> TASK INSTRUCTIONS:
Send each entry back exactly as given, pictures excluded.

> INFORMATION GIVEN:
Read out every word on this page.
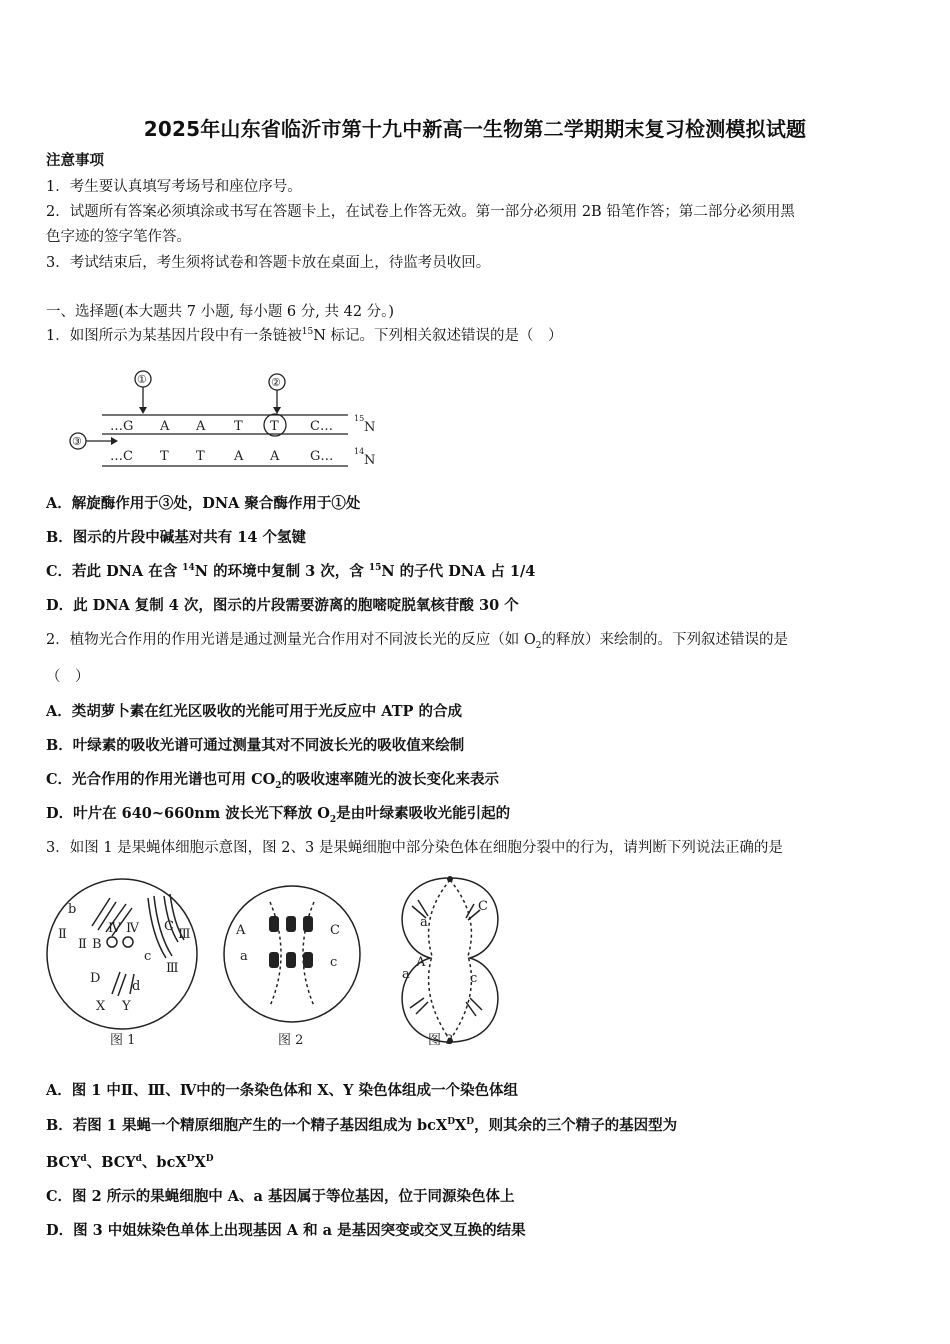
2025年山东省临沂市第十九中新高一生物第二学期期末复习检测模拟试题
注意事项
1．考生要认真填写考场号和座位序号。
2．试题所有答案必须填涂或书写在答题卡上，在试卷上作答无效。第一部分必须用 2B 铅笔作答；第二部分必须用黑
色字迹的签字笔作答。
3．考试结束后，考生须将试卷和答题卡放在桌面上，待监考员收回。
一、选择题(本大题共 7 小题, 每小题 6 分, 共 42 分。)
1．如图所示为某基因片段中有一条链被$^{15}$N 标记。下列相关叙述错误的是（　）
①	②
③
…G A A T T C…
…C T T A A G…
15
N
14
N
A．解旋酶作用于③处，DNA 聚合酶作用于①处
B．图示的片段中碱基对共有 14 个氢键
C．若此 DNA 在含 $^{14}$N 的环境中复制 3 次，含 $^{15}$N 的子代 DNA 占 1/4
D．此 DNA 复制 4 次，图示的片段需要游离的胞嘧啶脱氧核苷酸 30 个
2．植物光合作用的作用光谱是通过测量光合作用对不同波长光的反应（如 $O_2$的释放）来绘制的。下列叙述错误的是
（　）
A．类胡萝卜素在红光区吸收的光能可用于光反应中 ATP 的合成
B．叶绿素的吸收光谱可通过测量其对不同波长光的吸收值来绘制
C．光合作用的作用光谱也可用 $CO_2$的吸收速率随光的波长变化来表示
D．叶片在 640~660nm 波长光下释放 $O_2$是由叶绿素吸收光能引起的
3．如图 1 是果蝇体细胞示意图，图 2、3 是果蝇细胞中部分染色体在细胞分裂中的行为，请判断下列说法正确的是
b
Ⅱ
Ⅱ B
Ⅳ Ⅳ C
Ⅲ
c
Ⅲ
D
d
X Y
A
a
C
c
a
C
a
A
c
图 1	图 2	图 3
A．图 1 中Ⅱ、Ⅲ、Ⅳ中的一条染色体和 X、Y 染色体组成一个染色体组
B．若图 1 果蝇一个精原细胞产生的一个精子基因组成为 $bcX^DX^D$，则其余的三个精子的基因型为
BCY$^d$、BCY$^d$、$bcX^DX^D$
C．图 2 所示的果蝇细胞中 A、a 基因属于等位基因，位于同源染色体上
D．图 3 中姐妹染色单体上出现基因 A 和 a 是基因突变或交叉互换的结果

> RESULT BELOW:
Read out every word on this page.
2025年山东省临沂市第十九中新高一生物第二学期期末复习检测模拟试题
注意事项
1．考生要认真填写考场号和座位序号。
2．试题所有答案必须填涂或书写在答题卡上，在试卷上作答无效。第一部分必须用 2B 铅笔作答；第二部分必须用黑
色字迹的签字笔作答。
3．考试结束后，考生须将试卷和答题卡放在桌面上，待监考员收回。
一、选择题(本大题共 7 小题, 每小题 6 分, 共 42 分。)
1．如图所示为某基因片段中有一条链被$^{15}$N 标记。下列相关叙述错误的是（　）
①	②
③
…G A A T T C…
…C T T A A G…
15
N
14
N
A．解旋酶作用于③处，DNA 聚合酶作用于①处
B．图示的片段中碱基对共有 14 个氢键
C．若此 DNA 在含 $^{14}$N 的环境中复制 3 次，含 $^{15}$N 的子代 DNA 占 1/4
D．此 DNA 复制 4 次，图示的片段需要游离的胞嘧啶脱氧核苷酸 30 个
2．植物光合作用的作用光谱是通过测量光合作用对不同波长光的反应（如 $O_2$的释放）来绘制的。下列叙述错误的是
（　）
A．类胡萝卜素在红光区吸收的光能可用于光反应中 ATP 的合成
B．叶绿素的吸收光谱可通过测量其对不同波长光的吸收值来绘制
C．光合作用的作用光谱也可用 $CO_2$的吸收速率随光的波长变化来表示
D．叶片在 640~660nm 波长光下释放 $O_2$是由叶绿素吸收光能引起的
3．如图 1 是果蝇体细胞示意图，图 2、3 是果蝇细胞中部分染色体在细胞分裂中的行为，请判断下列说法正确的是
b
Ⅱ
Ⅱ B
Ⅳ Ⅳ C
Ⅲ
c
Ⅲ
D
d
X Y
A
a
C
c
a
C
a
A
c
图 1	图 2	图 3
A．图 1 中Ⅱ、Ⅲ、Ⅳ中的一条染色体和 X、Y 染色体组成一个染色体组
B．若图 1 果蝇一个精原细胞产生的一个精子基因组成为 $bcX^DX^D$，则其余的三个精子的基因型为
BCY$^d$、BCY$^d$、$bcX^DX^D$
C．图 2 所示的果蝇细胞中 A、a 基因属于等位基因，位于同源染色体上
D．图 3 中姐妹染色单体上出现基因 A 和 a 是基因突变或交叉互换的结果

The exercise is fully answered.